**Problem to solve**
Check every line in the records below for the word "legend" and report how many have it, nothing more.

⁂

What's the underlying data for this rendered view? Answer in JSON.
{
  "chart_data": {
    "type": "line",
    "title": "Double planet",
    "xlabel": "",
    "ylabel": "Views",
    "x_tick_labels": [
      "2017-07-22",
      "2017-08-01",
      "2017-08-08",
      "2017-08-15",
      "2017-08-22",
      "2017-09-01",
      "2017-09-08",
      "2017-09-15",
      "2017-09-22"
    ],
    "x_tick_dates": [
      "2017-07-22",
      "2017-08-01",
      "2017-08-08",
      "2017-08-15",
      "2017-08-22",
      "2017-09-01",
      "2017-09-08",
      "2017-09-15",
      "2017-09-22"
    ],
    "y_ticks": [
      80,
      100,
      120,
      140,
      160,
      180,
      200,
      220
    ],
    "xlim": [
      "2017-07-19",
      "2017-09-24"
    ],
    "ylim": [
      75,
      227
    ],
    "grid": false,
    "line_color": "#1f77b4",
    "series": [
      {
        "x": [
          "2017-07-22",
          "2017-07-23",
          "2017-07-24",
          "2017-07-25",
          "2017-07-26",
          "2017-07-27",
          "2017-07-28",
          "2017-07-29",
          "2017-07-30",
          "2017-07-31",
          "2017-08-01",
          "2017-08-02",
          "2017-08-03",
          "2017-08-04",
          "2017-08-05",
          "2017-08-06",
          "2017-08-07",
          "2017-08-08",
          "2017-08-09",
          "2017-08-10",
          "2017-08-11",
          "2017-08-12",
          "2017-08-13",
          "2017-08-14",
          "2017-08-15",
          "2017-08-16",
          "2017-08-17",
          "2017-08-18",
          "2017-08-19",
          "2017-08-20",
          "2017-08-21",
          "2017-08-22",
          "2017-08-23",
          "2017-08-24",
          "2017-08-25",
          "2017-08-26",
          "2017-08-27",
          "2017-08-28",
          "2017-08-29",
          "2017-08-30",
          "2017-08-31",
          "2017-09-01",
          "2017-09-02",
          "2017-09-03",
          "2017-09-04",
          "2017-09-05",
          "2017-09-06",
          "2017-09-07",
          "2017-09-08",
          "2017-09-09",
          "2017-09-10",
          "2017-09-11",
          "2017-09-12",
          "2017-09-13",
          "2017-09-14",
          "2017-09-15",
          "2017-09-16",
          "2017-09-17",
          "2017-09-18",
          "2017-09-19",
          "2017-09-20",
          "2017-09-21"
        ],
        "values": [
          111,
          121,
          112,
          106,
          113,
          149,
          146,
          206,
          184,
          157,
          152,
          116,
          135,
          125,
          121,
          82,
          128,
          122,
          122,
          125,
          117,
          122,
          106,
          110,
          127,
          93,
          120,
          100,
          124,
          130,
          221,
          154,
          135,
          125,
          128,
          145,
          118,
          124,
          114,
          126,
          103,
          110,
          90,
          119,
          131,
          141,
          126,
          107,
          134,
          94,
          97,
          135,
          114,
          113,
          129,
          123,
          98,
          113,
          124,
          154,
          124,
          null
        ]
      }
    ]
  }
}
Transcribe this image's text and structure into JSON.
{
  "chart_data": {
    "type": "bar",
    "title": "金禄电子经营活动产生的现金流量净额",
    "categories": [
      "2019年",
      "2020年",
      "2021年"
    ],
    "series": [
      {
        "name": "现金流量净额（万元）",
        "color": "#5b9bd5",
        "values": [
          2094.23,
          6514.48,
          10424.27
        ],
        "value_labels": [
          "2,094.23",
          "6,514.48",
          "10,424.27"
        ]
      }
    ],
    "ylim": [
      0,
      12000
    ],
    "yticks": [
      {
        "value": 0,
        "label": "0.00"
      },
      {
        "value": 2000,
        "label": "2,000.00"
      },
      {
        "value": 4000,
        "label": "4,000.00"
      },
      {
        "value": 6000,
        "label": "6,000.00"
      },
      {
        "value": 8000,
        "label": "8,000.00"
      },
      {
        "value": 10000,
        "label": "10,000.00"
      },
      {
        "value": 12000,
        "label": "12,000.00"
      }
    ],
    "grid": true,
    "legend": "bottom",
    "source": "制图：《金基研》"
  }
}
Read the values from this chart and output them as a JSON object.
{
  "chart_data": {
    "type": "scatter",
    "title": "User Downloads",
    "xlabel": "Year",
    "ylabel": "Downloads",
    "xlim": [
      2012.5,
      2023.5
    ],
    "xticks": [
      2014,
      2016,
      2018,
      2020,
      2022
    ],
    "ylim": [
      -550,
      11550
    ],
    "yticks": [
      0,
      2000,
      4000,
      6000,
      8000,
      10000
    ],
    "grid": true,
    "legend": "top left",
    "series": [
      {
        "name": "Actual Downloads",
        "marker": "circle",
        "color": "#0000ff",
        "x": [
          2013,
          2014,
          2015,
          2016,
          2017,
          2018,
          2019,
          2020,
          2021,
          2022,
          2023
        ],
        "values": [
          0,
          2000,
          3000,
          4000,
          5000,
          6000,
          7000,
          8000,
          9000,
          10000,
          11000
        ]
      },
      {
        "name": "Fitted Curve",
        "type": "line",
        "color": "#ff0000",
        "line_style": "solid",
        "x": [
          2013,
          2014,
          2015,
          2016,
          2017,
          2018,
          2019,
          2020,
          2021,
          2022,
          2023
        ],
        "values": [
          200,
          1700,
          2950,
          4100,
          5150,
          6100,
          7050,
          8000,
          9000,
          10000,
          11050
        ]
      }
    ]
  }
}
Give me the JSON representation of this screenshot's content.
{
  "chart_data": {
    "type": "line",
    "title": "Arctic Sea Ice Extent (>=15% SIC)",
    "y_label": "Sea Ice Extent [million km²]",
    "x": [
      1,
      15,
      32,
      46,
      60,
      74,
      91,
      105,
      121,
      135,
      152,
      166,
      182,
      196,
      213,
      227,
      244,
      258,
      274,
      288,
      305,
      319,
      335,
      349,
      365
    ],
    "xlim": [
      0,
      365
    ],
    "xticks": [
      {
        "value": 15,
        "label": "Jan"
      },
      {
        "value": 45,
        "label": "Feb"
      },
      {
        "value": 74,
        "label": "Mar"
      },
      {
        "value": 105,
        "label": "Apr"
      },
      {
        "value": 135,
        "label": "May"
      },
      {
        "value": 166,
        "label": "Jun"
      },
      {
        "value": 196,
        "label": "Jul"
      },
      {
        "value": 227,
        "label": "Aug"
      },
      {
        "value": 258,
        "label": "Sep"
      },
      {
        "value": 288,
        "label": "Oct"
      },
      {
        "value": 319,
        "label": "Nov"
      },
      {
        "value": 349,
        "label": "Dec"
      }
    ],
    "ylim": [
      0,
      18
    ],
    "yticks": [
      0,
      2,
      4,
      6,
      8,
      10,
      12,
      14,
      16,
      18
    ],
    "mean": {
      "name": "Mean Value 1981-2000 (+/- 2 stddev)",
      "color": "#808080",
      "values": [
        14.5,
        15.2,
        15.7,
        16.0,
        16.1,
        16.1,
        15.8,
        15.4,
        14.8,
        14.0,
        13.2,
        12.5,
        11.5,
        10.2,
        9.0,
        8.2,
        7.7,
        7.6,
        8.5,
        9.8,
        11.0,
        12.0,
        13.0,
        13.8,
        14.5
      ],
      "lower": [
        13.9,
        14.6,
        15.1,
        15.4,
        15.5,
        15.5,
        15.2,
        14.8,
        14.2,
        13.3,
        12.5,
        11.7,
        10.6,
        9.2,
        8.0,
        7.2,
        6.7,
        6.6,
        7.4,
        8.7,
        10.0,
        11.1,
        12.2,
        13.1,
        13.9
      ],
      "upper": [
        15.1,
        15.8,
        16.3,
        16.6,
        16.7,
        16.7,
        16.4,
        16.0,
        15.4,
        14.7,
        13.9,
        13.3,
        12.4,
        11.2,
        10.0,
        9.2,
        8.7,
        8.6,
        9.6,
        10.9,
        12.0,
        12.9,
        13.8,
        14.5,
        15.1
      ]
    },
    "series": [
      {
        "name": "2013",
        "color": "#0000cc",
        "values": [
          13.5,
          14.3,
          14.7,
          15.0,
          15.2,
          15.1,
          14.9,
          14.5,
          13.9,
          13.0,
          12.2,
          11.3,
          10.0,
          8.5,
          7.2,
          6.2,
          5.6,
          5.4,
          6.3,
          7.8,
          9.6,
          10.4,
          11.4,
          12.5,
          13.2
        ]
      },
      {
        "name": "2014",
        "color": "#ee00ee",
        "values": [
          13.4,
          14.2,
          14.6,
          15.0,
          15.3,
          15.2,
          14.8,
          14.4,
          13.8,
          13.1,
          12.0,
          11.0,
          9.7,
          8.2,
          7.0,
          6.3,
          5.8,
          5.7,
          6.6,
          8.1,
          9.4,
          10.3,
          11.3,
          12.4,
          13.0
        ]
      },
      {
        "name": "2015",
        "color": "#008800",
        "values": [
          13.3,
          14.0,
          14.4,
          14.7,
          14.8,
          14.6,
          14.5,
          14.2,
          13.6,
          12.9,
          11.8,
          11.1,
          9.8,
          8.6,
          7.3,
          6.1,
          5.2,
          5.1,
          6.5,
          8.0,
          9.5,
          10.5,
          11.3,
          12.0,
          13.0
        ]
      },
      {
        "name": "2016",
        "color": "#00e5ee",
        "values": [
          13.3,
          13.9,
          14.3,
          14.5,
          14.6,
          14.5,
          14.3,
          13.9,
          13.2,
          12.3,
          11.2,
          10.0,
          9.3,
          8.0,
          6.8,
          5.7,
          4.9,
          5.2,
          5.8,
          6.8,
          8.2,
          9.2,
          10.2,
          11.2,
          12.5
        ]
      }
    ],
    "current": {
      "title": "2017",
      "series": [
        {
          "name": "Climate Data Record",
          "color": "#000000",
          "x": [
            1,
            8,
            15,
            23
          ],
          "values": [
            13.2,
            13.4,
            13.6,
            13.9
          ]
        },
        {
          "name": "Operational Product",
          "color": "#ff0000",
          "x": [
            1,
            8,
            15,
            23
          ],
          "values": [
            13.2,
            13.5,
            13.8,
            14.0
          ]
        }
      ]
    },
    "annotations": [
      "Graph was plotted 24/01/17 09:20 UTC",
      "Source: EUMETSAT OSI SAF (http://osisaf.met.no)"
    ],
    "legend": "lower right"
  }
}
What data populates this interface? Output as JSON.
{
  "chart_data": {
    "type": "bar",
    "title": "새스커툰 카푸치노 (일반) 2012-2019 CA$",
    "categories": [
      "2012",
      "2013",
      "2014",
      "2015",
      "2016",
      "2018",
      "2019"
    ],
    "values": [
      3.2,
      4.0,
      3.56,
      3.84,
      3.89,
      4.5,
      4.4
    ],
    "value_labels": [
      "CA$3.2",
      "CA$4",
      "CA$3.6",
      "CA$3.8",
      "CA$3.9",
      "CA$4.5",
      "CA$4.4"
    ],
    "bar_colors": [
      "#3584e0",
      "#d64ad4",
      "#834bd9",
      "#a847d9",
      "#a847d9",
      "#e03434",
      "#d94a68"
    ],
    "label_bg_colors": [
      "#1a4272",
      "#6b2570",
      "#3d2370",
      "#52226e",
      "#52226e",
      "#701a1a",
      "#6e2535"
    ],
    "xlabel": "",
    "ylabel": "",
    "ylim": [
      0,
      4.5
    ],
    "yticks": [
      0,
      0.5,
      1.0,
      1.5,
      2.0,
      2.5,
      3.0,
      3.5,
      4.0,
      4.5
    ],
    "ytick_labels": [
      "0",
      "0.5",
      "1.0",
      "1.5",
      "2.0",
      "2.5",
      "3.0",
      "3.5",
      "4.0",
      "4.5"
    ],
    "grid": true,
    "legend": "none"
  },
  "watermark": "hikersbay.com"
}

⁂

**Result of the task**
4